GOAL ->
Each entry in the listing below should be restated word for word.

GIVEN RECORDS ->
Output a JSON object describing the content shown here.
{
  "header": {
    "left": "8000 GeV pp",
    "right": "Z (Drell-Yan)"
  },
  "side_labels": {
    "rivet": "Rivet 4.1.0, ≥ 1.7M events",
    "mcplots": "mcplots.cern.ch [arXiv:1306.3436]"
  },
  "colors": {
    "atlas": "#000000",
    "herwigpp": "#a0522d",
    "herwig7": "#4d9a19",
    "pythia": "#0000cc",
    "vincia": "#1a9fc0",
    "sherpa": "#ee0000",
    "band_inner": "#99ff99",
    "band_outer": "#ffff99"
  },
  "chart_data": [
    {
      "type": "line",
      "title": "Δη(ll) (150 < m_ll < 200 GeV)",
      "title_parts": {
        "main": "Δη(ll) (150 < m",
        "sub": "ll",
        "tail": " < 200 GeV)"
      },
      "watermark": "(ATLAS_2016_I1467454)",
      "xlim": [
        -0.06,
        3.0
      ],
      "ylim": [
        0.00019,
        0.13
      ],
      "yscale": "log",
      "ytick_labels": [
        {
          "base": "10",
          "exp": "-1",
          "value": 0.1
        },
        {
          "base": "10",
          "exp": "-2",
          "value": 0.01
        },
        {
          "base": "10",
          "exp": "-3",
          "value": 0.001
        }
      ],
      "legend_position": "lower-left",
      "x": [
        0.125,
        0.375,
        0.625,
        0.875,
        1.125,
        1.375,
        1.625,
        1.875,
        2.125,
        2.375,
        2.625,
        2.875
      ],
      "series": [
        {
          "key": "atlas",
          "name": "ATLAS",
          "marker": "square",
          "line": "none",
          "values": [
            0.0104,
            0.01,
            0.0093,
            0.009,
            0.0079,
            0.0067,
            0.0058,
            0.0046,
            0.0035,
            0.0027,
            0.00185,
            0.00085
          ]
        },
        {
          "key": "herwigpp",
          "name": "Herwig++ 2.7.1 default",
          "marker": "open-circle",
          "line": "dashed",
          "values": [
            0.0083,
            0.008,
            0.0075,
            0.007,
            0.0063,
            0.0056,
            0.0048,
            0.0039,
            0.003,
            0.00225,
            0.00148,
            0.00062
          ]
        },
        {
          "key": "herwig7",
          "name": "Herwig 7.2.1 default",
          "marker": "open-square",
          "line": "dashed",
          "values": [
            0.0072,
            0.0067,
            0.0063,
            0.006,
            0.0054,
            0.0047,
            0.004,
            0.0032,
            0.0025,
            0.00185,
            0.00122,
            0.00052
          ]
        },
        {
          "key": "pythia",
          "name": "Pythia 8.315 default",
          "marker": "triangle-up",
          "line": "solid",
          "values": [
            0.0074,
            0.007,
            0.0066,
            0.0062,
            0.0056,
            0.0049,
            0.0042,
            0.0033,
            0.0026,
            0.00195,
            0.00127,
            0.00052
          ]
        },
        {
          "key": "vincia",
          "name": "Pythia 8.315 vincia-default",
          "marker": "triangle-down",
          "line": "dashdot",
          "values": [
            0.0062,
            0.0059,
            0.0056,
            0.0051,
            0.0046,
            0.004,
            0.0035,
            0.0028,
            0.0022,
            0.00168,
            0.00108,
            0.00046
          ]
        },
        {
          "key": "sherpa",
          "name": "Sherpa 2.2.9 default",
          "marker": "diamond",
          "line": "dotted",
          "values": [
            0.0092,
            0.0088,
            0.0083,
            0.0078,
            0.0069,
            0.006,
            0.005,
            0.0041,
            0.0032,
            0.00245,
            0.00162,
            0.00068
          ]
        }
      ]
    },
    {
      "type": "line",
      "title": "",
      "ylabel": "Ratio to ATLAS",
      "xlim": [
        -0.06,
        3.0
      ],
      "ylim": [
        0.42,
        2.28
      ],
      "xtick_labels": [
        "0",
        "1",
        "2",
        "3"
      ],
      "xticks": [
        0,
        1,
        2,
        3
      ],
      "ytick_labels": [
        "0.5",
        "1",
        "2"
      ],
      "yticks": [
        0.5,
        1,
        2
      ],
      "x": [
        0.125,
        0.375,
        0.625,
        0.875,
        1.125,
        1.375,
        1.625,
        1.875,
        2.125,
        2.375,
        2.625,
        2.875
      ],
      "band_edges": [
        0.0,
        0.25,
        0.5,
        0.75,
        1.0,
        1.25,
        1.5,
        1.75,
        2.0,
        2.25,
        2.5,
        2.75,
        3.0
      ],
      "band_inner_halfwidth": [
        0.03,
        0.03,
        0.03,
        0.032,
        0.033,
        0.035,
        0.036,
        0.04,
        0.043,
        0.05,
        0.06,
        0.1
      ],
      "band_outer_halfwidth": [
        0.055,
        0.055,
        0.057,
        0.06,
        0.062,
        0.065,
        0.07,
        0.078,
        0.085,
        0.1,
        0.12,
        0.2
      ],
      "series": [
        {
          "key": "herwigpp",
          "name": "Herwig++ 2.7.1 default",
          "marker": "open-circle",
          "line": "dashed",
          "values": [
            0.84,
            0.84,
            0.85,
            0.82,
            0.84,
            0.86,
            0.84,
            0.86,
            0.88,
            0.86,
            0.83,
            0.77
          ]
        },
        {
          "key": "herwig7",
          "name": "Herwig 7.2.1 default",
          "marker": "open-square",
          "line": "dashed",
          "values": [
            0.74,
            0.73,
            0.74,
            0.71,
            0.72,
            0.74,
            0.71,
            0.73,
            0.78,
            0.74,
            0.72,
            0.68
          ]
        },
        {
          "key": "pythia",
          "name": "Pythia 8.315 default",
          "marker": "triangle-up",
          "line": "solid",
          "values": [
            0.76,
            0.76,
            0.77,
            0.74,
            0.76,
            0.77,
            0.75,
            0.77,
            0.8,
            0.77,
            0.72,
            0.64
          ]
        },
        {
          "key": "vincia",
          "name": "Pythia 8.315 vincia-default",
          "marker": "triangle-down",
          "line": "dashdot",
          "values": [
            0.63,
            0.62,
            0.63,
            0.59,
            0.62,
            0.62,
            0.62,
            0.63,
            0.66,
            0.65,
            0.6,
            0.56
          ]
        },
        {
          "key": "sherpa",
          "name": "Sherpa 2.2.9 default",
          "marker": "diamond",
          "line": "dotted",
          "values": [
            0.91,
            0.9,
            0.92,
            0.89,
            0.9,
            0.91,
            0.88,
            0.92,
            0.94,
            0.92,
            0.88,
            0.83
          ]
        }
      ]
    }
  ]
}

REPLY TO THE EXERCISE ->
Output a JSON object describing the content shown here.
{
  "header": {
    "left": "8000 GeV pp",
    "right": "Z (Drell-Yan)"
  },
  "side_labels": {
    "rivet": "Rivet 4.1.0, ≥ 1.7M events",
    "mcplots": "mcplots.cern.ch [arXiv:1306.3436]"
  },
  "colors": {
    "atlas": "#000000",
    "herwigpp": "#a0522d",
    "herwig7": "#4d9a19",
    "pythia": "#0000cc",
    "vincia": "#1a9fc0",
    "sherpa": "#ee0000",
    "band_inner": "#99ff99",
    "band_outer": "#ffff99"
  },
  "chart_data": [
    {
      "type": "line",
      "title": "Δη(ll) (150 < m_ll < 200 GeV)",
      "title_parts": {
        "main": "Δη(ll) (150 < m",
        "sub": "ll",
        "tail": " < 200 GeV)"
      },
      "watermark": "(ATLAS_2016_I1467454)",
      "xlim": [
        -0.06,
        3.0
      ],
      "ylim": [
        0.00019,
        0.13
      ],
      "yscale": "log",
      "ytick_labels": [
        {
          "base": "10",
          "exp": "-1",
          "value": 0.1
        },
        {
          "base": "10",
          "exp": "-2",
          "value": 0.01
        },
        {
          "base": "10",
          "exp": "-3",
          "value": 0.001
        }
      ],
      "legend_position": "lower-left",
      "x": [
        0.125,
        0.375,
        0.625,
        0.875,
        1.125,
        1.375,
        1.625,
        1.875,
        2.125,
        2.375,
        2.625,
        2.875
      ],
      "series": [
        {
          "key": "atlas",
          "name": "ATLAS",
          "marker": "square",
          "line": "none",
          "values": [
            0.0104,
            0.01,
            0.0093,
            0.009,
            0.0079,
            0.0067,
            0.0058,
            0.0046,
            0.0035,
            0.0027,
            0.00185,
            0.00085
          ]
        },
        {
          "key": "herwigpp",
          "name": "Herwig++ 2.7.1 default",
          "marker": "open-circle",
          "line": "dashed",
          "values": [
            0.0083,
            0.008,
            0.0075,
            0.007,
            0.0063,
            0.0056,
            0.0048,
            0.0039,
            0.003,
            0.00225,
            0.00148,
            0.00062
          ]
        },
        {
          "key": "herwig7",
          "name": "Herwig 7.2.1 default",
          "marker": "open-square",
          "line": "dashed",
          "values": [
            0.0072,
            0.0067,
            0.0063,
            0.006,
            0.0054,
            0.0047,
            0.004,
            0.0032,
            0.0025,
            0.00185,
            0.00122,
            0.00052
          ]
        },
        {
          "key": "pythia",
          "name": "Pythia 8.315 default",
          "marker": "triangle-up",
          "line": "solid",
          "values": [
            0.0074,
            0.007,
            0.0066,
            0.0062,
            0.0056,
            0.0049,
            0.0042,
            0.0033,
            0.0026,
            0.00195,
            0.00127,
            0.00052
          ]
        },
        {
          "key": "vincia",
          "name": "Pythia 8.315 vincia-default",
          "marker": "triangle-down",
          "line": "dashdot",
          "values": [
            0.0062,
            0.0059,
            0.0056,
            0.0051,
            0.0046,
            0.004,
            0.0035,
            0.0028,
            0.0022,
            0.00168,
            0.00108,
            0.00046
          ]
        },
        {
          "key": "sherpa",
          "name": "Sherpa 2.2.9 default",
          "marker": "diamond",
          "line": "dotted",
          "values": [
            0.0092,
            0.0088,
            0.0083,
            0.0078,
            0.0069,
            0.006,
            0.005,
            0.0041,
            0.0032,
            0.00245,
            0.00162,
            0.00068
          ]
        }
      ]
    },
    {
      "type": "line",
      "title": "",
      "ylabel": "Ratio to ATLAS",
      "xlim": [
        -0.06,
        3.0
      ],
      "ylim": [
        0.42,
        2.28
      ],
      "xtick_labels": [
        "0",
        "1",
        "2",
        "3"
      ],
      "xticks": [
        0,
        1,
        2,
        3
      ],
      "ytick_labels": [
        "0.5",
        "1",
        "2"
      ],
      "yticks": [
        0.5,
        1,
        2
      ],
      "x": [
        0.125,
        0.375,
        0.625,
        0.875,
        1.125,
        1.375,
        1.625,
        1.875,
        2.125,
        2.375,
        2.625,
        2.875
      ],
      "band_edges": [
        0.0,
        0.25,
        0.5,
        0.75,
        1.0,
        1.25,
        1.5,
        1.75,
        2.0,
        2.25,
        2.5,
        2.75,
        3.0
      ],
      "band_inner_halfwidth": [
        0.03,
        0.03,
        0.03,
        0.032,
        0.033,
        0.035,
        0.036,
        0.04,
        0.043,
        0.05,
        0.06,
        0.1
      ],
      "band_outer_halfwidth": [
        0.055,
        0.055,
        0.057,
        0.06,
        0.062,
        0.065,
        0.07,
        0.078,
        0.085,
        0.1,
        0.12,
        0.2
      ],
      "series": [
        {
          "key": "herwigpp",
          "name": "Herwig++ 2.7.1 default",
          "marker": "open-circle",
          "line": "dashed",
          "values": [
            0.84,
            0.84,
            0.85,
            0.82,
            0.84,
            0.86,
            0.84,
            0.86,
            0.88,
            0.86,
            0.83,
            0.77
          ]
        },
        {
          "key": "herwig7",
          "name": "Herwig 7.2.1 default",
          "marker": "open-square",
          "line": "dashed",
          "values": [
            0.74,
            0.73,
            0.74,
            0.71,
            0.72,
            0.74,
            0.71,
            0.73,
            0.78,
            0.74,
            0.72,
            0.68
          ]
        },
        {
          "key": "pythia",
          "name": "Pythia 8.315 default",
          "marker": "triangle-up",
          "line": "solid",
          "values": [
            0.76,
            0.76,
            0.77,
            0.74,
            0.76,
            0.77,
            0.75,
            0.77,
            0.8,
            0.77,
            0.72,
            0.64
          ]
        },
        {
          "key": "vincia",
          "name": "Pythia 8.315 vincia-default",
          "marker": "triangle-down",
          "line": "dashdot",
          "values": [
            0.63,
            0.62,
            0.63,
            0.59,
            0.62,
            0.62,
            0.62,
            0.63,
            0.66,
            0.65,
            0.6,
            0.56
          ]
        },
        {
          "key": "sherpa",
          "name": "Sherpa 2.2.9 default",
          "marker": "diamond",
          "line": "dotted",
          "values": [
            0.91,
            0.9,
            0.92,
            0.89,
            0.9,
            0.91,
            0.88,
            0.92,
            0.94,
            0.92,
            0.88,
            0.83
          ]
        }
      ]
    }
  ]
}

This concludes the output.